Region boundary data
================
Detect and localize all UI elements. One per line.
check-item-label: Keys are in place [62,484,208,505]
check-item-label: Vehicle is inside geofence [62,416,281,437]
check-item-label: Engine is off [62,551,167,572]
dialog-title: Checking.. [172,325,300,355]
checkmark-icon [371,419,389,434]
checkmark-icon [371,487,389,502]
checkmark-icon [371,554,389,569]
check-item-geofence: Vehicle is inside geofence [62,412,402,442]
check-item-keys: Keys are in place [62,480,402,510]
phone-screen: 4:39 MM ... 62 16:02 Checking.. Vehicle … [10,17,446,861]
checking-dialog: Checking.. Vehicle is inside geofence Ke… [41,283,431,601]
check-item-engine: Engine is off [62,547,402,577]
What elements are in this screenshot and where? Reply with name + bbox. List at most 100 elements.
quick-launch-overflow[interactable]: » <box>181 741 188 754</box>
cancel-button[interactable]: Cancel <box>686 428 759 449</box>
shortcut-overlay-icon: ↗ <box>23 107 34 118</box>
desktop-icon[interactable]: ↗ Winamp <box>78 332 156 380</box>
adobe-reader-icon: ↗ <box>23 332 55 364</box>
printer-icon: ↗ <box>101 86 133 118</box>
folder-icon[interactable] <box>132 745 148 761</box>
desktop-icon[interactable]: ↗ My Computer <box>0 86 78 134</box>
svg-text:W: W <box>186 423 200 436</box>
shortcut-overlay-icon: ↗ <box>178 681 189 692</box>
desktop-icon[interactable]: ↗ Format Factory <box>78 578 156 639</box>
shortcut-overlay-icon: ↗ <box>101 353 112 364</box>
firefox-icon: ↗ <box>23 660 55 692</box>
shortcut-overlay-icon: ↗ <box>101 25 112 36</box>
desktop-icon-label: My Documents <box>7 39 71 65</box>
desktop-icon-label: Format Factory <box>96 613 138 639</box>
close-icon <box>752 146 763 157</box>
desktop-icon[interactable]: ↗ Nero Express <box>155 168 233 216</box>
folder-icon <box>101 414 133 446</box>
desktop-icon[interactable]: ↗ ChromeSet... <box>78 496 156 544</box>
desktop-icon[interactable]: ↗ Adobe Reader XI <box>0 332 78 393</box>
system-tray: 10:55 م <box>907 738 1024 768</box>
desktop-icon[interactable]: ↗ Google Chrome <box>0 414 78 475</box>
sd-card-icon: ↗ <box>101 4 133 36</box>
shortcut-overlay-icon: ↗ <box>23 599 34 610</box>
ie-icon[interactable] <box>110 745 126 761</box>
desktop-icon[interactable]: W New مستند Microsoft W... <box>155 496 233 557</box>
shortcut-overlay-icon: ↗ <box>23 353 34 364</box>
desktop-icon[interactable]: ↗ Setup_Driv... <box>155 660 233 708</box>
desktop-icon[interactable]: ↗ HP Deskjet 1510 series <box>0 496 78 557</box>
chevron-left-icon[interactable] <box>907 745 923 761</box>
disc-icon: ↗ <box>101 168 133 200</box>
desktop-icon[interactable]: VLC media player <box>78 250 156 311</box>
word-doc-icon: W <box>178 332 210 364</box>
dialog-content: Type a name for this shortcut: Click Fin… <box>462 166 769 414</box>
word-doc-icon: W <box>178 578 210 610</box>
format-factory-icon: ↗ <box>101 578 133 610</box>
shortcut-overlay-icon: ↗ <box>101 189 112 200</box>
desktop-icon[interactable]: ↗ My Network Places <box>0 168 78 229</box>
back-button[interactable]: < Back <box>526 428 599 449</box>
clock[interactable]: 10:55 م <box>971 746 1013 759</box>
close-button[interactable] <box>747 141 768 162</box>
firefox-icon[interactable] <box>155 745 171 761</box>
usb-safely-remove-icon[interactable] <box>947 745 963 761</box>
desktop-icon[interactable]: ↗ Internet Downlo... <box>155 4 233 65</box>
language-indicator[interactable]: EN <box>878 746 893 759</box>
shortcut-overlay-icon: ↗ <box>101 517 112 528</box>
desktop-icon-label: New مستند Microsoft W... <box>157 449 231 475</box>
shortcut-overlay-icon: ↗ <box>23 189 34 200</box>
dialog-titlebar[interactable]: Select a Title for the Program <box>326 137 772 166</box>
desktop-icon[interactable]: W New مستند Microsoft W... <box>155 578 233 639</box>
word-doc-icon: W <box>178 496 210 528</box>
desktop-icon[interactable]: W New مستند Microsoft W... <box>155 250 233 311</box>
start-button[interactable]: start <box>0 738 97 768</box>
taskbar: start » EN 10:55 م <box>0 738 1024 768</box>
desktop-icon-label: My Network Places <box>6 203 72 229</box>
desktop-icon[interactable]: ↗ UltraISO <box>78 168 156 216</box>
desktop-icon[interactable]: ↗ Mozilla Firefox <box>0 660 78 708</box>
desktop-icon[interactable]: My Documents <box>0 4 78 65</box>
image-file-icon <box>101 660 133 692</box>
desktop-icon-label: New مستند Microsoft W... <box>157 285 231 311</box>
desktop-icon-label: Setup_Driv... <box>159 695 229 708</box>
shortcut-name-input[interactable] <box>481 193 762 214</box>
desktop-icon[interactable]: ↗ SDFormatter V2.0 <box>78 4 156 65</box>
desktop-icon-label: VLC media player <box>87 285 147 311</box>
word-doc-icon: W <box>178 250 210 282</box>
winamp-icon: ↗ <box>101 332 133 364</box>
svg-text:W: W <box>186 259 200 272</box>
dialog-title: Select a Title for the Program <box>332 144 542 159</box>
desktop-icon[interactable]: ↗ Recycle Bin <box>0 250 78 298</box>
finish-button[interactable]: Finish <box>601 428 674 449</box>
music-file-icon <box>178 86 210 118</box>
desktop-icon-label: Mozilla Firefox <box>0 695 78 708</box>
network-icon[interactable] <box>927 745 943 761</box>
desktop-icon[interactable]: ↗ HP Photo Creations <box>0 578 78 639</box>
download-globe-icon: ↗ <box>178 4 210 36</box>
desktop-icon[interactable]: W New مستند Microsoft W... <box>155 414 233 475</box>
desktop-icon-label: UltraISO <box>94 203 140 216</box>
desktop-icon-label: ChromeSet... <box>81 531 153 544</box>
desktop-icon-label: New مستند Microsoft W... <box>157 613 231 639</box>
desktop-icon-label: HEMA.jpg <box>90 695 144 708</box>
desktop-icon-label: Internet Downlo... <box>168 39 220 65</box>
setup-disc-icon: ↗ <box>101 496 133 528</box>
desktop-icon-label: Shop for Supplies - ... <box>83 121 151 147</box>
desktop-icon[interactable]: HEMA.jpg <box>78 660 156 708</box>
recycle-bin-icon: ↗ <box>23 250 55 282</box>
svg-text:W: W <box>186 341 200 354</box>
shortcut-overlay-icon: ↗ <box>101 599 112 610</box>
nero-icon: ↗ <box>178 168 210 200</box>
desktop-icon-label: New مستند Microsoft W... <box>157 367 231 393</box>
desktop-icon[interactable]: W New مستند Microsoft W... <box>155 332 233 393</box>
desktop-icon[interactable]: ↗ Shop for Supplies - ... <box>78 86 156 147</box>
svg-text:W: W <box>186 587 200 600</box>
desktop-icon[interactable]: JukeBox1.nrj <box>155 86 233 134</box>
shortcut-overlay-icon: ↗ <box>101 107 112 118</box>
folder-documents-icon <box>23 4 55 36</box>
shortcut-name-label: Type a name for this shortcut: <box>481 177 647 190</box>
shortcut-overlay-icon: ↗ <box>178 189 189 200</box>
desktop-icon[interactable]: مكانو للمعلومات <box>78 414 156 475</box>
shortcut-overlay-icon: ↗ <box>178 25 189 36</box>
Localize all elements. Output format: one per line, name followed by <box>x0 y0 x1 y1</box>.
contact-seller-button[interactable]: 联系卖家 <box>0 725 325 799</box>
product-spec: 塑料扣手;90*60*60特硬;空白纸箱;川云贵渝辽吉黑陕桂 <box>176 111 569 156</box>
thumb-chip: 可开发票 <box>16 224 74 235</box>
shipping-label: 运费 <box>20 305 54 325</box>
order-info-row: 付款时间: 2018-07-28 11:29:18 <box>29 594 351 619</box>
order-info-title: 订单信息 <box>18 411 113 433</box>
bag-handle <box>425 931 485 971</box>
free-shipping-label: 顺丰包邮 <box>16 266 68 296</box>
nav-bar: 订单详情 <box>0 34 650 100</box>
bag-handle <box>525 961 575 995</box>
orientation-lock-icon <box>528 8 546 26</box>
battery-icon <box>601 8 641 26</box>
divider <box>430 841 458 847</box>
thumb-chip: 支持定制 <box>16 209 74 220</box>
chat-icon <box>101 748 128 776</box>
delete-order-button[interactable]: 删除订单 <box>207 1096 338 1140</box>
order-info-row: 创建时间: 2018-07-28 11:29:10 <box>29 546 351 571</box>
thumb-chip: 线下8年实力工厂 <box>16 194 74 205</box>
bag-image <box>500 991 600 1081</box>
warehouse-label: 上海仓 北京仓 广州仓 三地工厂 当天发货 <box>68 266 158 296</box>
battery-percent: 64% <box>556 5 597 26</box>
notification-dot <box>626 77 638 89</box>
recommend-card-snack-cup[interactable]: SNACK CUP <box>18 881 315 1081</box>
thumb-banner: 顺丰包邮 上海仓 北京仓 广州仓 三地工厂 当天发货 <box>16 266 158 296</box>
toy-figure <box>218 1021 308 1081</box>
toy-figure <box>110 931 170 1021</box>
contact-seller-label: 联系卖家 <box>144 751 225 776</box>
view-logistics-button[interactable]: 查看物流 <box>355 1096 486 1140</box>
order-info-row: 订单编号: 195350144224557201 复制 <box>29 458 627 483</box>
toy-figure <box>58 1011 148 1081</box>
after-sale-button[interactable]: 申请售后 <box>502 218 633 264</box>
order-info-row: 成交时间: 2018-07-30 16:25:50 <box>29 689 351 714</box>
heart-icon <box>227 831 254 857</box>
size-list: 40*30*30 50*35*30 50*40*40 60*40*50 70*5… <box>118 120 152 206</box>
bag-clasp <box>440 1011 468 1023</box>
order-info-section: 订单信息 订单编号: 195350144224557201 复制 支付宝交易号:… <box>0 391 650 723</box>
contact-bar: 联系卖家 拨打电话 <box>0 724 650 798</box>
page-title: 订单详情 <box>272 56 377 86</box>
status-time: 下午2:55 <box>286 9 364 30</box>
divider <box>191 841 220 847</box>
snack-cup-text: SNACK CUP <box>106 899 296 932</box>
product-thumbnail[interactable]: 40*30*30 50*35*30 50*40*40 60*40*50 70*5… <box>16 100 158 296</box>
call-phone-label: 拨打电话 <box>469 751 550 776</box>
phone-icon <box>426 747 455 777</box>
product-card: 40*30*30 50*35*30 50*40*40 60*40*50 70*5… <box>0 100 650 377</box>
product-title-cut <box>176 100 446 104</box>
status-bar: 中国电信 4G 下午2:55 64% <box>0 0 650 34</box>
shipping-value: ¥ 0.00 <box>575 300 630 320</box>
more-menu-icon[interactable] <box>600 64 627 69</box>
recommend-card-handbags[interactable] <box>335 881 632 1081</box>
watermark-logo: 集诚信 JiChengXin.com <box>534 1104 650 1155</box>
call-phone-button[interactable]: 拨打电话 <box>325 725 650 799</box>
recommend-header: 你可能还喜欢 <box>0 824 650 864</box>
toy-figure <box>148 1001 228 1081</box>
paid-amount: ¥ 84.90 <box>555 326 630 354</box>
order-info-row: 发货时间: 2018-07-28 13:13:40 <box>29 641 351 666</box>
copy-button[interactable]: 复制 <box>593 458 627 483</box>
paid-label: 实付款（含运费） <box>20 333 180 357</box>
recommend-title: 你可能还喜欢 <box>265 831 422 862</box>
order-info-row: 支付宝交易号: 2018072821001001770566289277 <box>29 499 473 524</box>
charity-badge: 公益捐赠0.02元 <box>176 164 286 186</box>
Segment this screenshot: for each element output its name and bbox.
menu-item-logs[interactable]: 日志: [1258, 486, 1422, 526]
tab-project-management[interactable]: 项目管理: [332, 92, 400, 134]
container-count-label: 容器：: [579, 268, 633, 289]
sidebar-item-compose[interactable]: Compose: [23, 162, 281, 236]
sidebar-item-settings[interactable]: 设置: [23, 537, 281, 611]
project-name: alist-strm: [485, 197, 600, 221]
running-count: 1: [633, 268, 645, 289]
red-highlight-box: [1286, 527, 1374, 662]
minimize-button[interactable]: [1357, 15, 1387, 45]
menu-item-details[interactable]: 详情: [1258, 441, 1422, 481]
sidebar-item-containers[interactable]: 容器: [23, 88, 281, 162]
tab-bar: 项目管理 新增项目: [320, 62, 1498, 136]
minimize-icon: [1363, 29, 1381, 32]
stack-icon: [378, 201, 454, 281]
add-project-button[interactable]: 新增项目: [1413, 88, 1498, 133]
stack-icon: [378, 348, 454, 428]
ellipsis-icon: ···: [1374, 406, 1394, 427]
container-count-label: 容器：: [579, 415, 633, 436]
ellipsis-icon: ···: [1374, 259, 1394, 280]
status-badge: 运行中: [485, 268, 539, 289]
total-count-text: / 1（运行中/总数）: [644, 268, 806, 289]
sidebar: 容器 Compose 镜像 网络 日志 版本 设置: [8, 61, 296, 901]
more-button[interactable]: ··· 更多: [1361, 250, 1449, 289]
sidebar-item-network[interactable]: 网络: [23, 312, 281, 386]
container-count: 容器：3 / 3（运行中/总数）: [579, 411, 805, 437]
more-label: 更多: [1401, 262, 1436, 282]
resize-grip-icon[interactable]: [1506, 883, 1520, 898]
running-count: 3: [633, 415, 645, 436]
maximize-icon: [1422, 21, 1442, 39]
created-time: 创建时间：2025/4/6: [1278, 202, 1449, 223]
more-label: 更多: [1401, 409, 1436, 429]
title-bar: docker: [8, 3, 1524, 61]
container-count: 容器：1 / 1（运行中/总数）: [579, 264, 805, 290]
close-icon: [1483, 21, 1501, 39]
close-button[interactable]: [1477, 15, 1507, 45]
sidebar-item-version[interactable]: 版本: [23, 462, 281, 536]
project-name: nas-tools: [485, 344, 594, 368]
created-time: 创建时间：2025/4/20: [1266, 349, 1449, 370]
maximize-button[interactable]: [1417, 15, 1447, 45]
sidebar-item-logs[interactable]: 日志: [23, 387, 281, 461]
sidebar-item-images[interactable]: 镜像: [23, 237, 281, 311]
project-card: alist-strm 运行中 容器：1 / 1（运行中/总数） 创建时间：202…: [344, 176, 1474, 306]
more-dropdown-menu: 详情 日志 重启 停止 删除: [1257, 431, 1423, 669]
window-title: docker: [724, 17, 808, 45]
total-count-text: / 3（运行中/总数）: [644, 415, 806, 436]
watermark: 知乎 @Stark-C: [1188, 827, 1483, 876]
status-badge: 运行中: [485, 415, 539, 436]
================
■ Written task
Output everything from the start of the records down to the line containing "system-tray: 10:55 م" as a JSON list of strings, one string per line, with blank lines left out.

■ Solution below
[
  "Detect and localize all UI elements. One per line.",
  "check-item-label: Keys are in place [62,484,208,505]",
  "check-item-label: Vehicle is inside geofence [62,416,281,437]",
  "check-item-label: Engine is off [62,551,167,572]",
  "dialog-title: Checking.. [172,325,300,355]",
  "checkmark-icon [371,419,389,434]",
  "checkmark-icon [371,487,389,502]",
  "checkmark-icon [371,554,389,569]",
  "check-item-geofence: Vehicle is inside geofence [62,412,402,442]",
  "check-item-keys: Keys are in place [62,480,402,510]",
  "phone-screen: 4:39 MM ... 62 16:02 Checking.. Vehicle … [10,17,446,861]",
  "checking-dialog: Checking.. Vehicle is inside geofence Ke… [41,283,431,601]",
  "check-item-engine: Engine is off [62,547,402,577]",
  "What elements are in this screenshot and where? Reply with name + bbox. List at most 100 elements.",
  "quick-launch-overflow[interactable]: » <box>181 741 188 754</box>",
  "cancel-button[interactable]: Cancel <box>686 428 759 449</box>",
  "shortcut-overlay-icon: ↗ <box>23 107 34 118</box>",
  "desktop-icon[interactable]: ↗ Winamp <box>78 332 156 380</box>",
  "adobe-reader-icon: ↗ <box>23 332 55 364</box>",
  "printer-icon: ↗ <box>101 86 133 118</box>",
  "folder-icon[interactable] <box>132 745 148 761</box>",
  "desktop-icon[interactable]: ↗ My Computer <box>0 86 78 134</box>",
  "svg-text:W: W <box>186 423 200 436</box>",
  "shortcut-overlay-icon: ↗ <box>178 681 189 692</box>",
  "desktop-icon[interactable]: ↗ Format Factory <box>78 578 156 639</box>",
  "shortcut-overlay-icon: ↗ <box>101 353 112 364</box>",
  "firefox-icon: ↗ <box>23 660 55 692</box>",
  "shortcut-overlay-icon: ↗ <box>101 25 112 36</box>",
  "desktop-icon-label: My Documents <box>7 39 71 65</box>",
  "desktop-icon-label: Format Factory <box>96 613 138 639</box>",
  "close-icon <box>752 146 763 157</box>",
  "desktop-icon[interactable]: ↗ Nero Express <box>155 168 233 216</box>",
  "folder-icon <box>101 414 133 446</box>",
  "desktop-icon[interactable]: ↗ ChromeSet... <box>78 496 156 544</box>",
  "desktop-icon[interactable]: ↗ Adobe Reader XI <box>0 332 78 393</box>",
  "system-tray: 10:55 م <box>907 738 1024 768</box>"
]